** Begin **

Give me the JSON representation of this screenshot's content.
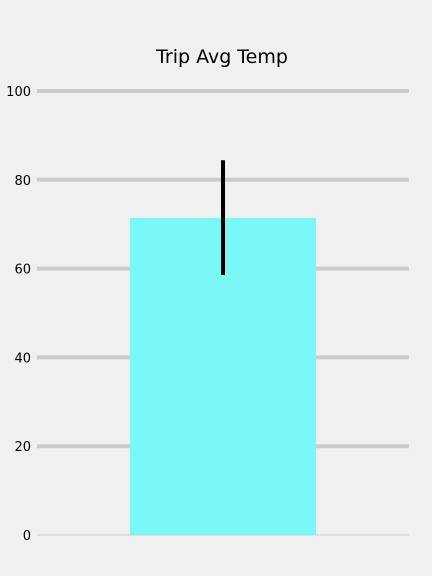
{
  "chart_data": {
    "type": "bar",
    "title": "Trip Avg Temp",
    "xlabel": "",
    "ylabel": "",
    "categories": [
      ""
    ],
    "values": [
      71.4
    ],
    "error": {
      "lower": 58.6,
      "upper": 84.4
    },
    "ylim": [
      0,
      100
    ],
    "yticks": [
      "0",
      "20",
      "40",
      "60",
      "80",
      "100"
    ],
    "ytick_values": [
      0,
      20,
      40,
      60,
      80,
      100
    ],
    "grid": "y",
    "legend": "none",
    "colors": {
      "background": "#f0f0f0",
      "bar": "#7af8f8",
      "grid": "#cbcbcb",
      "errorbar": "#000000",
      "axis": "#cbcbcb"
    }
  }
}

** End **
** Begin **

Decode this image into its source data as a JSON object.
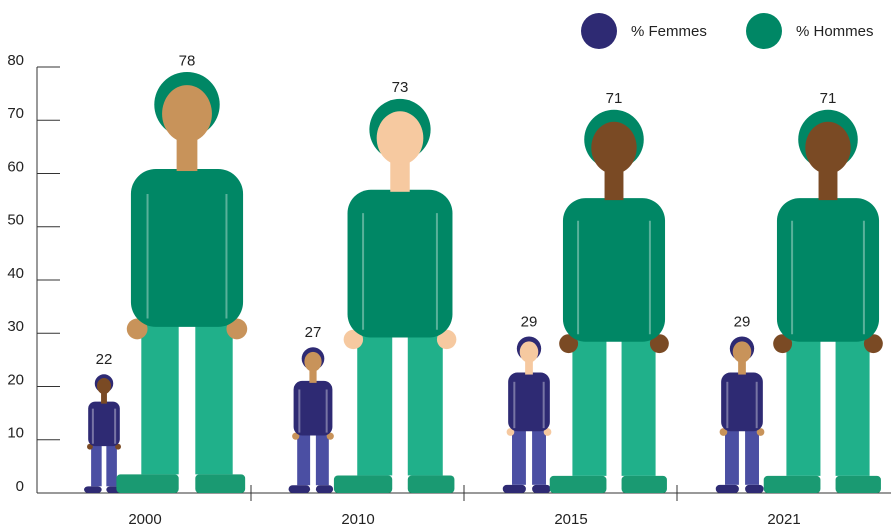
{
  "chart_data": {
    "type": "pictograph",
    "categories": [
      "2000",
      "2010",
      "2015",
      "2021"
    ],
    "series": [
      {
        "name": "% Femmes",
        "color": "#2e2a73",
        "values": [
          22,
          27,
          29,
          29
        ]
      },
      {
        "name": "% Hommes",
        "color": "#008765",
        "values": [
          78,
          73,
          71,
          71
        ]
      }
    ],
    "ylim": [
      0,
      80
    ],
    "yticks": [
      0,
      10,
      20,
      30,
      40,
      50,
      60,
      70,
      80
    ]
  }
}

** End **

STATED GOAL
Pick out every line with the string "this" and copy it.

THE SOLUTION
Give me the JSON representation of this screenshot's content.
Decode this image into its source data as a JSON object.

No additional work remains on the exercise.